_Directions_
1. Rewrite the bpf sysctl patch starting with "We're moving sysctls" and going on through "part of this.", swapping "mess" for "tangle".
2. Write the next part of the bpf sysctl patch, picking up right after its final line.

[v4] bpf: move bpf sysctls from kernel/sysctl.c to bpf module

[PATCH v4 sysctl-next] bpf: move bpf sysctls from kernel/sysctl.c to bpf module

Posted by Yan Zhu 4 years, 2 months ago

We're moving sysctls out of kernel/sysctl.c as its a mess. We
already moved all filesystem sysctls out. And with time the goal is
to move all sysctls out to their own subsystem/actual user.

kernel/sysctl.c has grown to an insane mess and its easy to run
into conflicts with it. The effort to move them out is part of this.

Signed-off-by: Yan Zhu <zhuyan34@huawei.com>

---
v1->v2:
  1.Added patch branch identifier sysctl-next.
  2.Re-describe the reason for the patch submission.

v2->v3:
  Re-describe the reason for the patch submission.

v3->v4:
  1.Remove '#include <linux/bpf.h>' in kernel/sysctl.c
  2.re-adaptive the patch
---
 kernel/bpf/syscall.c | 87 ++++++++++++++++++++++++++++++++++++++++++++++++++++
 kernel/sysctl.c      | 79 -----------------------------------------------
 2 files changed, 87 insertions(+), 79 deletions(-)

diff --git a/kernel/bpf/syscall.c b/kernel/bpf/syscall.c
index cdaa1152436a..e9621cfa09f2 100644
--- a/kernel/bpf/syscall.c
+++ b/kernel/bpf/syscall.c
@@ -4908,3 +4908,90 @@ const struct bpf_verifier_ops bpf_syscall_verifier_ops = {
 const struct bpf_prog_ops bpf_syscall_prog_ops = {
 	.test_run = bpf_prog_test_run_syscall,
 };
+
+#ifdef CONFIG_SYSCTL
+static int bpf_stats_handler(struct ctl_table *table, int write,
+			     void *buffer, size_t *lenp, loff_t *ppos)

(Dataset excerpt)
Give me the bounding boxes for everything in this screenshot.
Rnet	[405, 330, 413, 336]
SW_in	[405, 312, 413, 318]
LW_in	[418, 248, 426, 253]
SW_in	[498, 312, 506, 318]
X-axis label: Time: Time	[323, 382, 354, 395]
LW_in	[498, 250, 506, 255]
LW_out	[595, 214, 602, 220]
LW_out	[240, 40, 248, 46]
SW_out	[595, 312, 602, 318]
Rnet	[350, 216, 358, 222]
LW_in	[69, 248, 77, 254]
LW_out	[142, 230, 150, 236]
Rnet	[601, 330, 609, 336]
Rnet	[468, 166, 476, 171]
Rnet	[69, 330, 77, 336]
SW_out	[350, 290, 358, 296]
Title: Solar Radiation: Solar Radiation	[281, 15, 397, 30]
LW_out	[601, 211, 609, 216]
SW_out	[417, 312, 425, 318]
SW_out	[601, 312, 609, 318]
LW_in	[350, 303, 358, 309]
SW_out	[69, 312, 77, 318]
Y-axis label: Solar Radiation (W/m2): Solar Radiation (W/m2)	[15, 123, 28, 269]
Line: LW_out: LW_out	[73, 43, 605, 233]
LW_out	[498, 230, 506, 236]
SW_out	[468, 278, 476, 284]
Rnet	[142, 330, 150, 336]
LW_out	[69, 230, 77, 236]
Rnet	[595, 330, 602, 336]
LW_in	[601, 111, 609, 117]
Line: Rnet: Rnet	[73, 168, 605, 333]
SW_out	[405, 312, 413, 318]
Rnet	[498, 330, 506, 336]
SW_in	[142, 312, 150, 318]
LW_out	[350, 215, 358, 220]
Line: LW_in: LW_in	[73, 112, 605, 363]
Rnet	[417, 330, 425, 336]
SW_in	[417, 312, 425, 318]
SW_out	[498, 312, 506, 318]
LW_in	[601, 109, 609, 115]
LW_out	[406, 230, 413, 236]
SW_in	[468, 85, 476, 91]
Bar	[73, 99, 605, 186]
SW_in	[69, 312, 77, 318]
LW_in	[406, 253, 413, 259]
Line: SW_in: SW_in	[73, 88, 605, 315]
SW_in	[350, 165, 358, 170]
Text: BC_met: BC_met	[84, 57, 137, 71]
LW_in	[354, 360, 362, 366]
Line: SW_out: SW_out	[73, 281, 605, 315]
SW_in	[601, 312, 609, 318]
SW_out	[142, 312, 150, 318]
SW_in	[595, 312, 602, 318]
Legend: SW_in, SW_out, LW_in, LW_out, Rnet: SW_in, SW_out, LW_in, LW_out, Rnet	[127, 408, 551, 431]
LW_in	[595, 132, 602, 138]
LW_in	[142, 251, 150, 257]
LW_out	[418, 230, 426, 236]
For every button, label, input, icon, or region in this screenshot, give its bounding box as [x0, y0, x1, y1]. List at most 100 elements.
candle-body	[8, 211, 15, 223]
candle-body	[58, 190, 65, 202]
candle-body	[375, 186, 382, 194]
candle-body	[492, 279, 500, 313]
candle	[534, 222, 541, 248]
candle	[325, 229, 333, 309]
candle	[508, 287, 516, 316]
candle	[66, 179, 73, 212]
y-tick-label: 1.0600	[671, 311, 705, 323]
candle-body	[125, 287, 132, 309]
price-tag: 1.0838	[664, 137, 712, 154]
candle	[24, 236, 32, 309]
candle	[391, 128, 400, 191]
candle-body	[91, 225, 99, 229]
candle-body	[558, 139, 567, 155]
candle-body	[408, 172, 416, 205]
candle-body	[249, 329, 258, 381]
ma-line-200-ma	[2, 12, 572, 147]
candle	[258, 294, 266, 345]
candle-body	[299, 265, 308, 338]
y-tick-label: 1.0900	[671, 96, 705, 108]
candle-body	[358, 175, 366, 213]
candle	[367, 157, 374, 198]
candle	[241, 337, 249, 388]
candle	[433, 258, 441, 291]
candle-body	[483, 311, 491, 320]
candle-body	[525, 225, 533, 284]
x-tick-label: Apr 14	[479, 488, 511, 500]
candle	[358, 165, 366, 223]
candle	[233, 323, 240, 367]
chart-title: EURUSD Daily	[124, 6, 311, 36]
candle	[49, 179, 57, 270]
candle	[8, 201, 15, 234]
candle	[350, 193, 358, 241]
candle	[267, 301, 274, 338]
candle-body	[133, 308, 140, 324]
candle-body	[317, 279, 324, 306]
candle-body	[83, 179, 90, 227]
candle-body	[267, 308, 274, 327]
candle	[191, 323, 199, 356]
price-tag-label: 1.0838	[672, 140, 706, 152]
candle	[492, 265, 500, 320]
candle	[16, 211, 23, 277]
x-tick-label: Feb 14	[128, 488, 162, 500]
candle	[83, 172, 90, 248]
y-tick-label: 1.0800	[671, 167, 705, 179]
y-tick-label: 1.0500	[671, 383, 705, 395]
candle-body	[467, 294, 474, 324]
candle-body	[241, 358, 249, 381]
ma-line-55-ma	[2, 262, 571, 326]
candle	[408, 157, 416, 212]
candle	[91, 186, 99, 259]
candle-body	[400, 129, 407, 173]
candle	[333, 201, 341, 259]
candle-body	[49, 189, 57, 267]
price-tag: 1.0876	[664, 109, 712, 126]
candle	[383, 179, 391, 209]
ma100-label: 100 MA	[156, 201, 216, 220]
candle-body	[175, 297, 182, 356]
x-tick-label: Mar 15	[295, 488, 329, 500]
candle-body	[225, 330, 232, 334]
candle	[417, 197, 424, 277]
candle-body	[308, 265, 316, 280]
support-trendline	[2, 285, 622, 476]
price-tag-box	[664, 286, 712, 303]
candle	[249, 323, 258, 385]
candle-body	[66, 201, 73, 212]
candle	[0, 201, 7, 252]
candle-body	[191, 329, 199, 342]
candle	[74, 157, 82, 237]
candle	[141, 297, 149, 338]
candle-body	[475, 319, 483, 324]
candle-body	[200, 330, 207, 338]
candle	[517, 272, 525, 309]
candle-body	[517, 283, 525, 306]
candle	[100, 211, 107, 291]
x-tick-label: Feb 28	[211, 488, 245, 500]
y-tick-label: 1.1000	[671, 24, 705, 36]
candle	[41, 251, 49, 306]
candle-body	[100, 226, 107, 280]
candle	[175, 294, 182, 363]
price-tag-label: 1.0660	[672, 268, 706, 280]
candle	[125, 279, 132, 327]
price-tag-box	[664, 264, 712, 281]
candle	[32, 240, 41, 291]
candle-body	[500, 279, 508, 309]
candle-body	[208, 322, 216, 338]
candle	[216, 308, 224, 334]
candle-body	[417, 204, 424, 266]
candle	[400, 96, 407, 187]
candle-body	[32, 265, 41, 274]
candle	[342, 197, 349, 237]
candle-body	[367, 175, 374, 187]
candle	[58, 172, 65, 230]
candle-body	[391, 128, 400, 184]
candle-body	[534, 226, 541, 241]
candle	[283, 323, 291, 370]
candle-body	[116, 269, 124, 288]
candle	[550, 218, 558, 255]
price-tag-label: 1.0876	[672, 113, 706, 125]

_Results_
1.
We're moving sysctls out of kernel/sysctl.c as its a tangle. We
already moved all filesystem sysctls out. And with time the goal is
to move all sysctls out to their own subsystem/actual user.

kernel/sysctl.c has grown to an insane tangle and its easy to run
into conflicts with it. The effort to move them out is part of this.

2.
+{
+	struct static_key *key = (struct static_key *)table->data;
+	static int saved_val;
+	int val, ret;
+	struct ctl_table tmp = {
+		.data   = &val,
+		.maxlen = sizeof(val),
+		.mode   = table->mode,
+		.extra1 = SYSCTL_ZERO,
+		.extra2 = SYSCTL_ONE,
+	};
+
+	if (write && !capable(CAP_SYS_ADMIN))
+		return -EPERM;
+
+	mutex_lock(&bpf_stats_enabled_mutex);
+	val = saved_val;
+	ret = proc_dointvec_minmax(&tmp, write, buffer, lenp, ppos);
+	if (write && !ret && val != saved_val) {
+		if (val)
+			static_key_slow_inc(key);
+		else
+			static_key_slow_dec(key);
+		saved_val = val;
+	}
+	mutex_unlock(&bpf_stats_enabled_mutex);
+	return ret;
+}
+
+void __weak unpriv_ebpf_notify(int new_state)
+{
+}
+
+static int bpf_unpriv_handler(struct ctl_table *table, int write,
+			      void *buffer, size_t *lenp, loff_t *ppos)
+{
+	int ret, unpriv_enable = *(int *)table->data;
+	bool locked_state = unpriv_enable == 1;
+	struct ctl_table tmp = *table;
+
+	if (write && !capable(CAP_SYS_ADMIN))
+		return -EPERM;
+
+	tmp.data = &unpriv_enable;
+	ret = proc_dointvec_minmax(&tmp, write, buffer, lenp, ppos);
+	if (write && !ret) {
+		if (locked_state && unpriv_enable != 1)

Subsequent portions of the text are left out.